> Excerpt provided

Service stations are deterring motorists from taking vital rest breaks at times when they need it most because of "ludicrous" parking restrictions.
Flying in the face of government advice to motorists not to drive tired, draconian parking charges are being imposed on drivers who stop and nap at services for more than two hours.
An AOL Cars investigation uncovered a little known loophole in the parking restrictions in force at 58 service stations operated by Moto, where drivers who have been issued charge notices for genuinely napping can have their tickets quashed.
However, rivals Welcome Break – which operates 28 stations around the UK – stuck by its strict two-hour parking rules, even if it meant dangerously deterring drivers from stopping and having a sleep.
Tim Shallcross, spokesman for the Institute of Advanced Motorists, said: "Motorway service areas are provided in order to enable people to take a break from driving in the interests of safety.
"If they are then going to deter people from parking there, the whole object of having them in the first place is defeated."
An AOL Cars reporter received a demand for £100 by both Moto and Welcome Break after sleeping in his car to test the theory at service stations operated by the different companies. On both occasions he entered after midnight and left the car park before 8am.
When AOL Cars contacted Moto for a comment it immediately cancelled the ticket and revealed its little-known parking policy, however Welcome Break was not as forthcoming.
Shallcross added: "A charge for somebody who's parked for more than two hours in the early hours of the morning is absolutely ludicrous and there is no justification for it whatsoever.

> Provided data
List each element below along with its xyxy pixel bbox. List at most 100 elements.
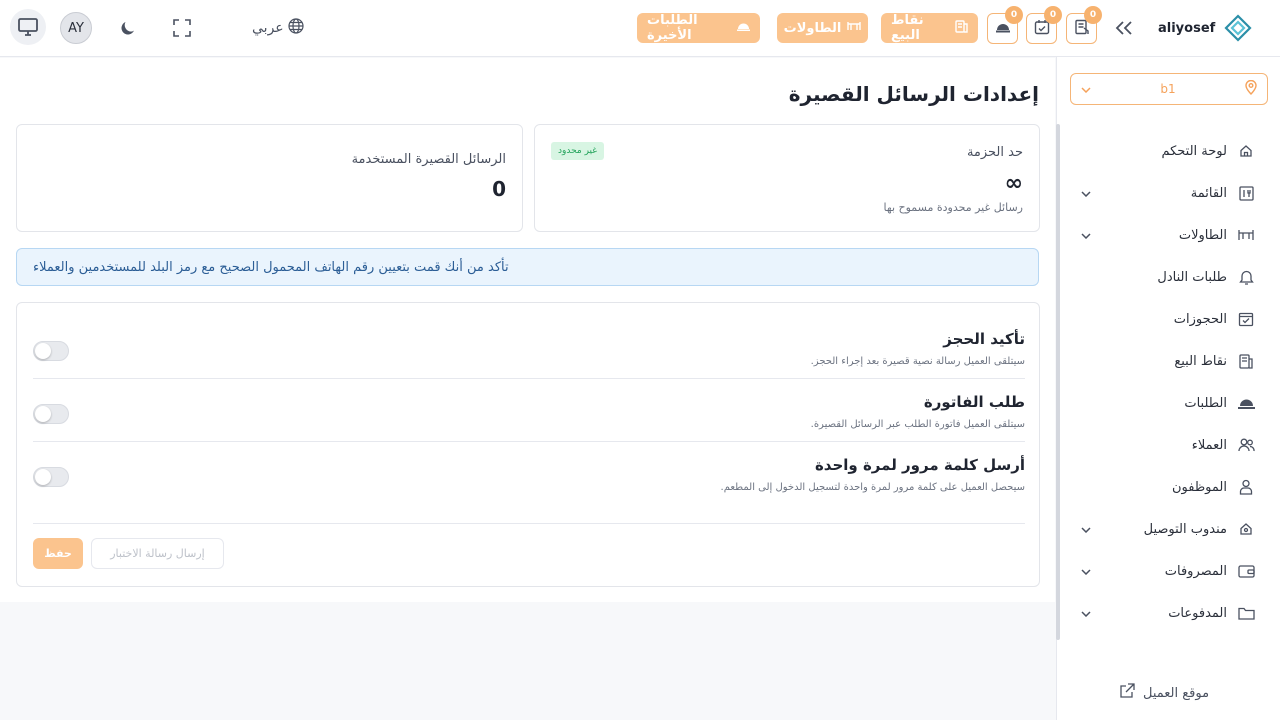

> Problem requirements
Rewrite everything from "However, rivals Welcome" down to "having a sleep." in the article on service station parking charges, switching "strict" to "rigid".

> Worked answer
However, rivals Welcome Break – which operates 28 stations around the UK – stuck by its rigid two-hour parking rules, even if it meant dangerously deterring drivers from stopping and having a sleep.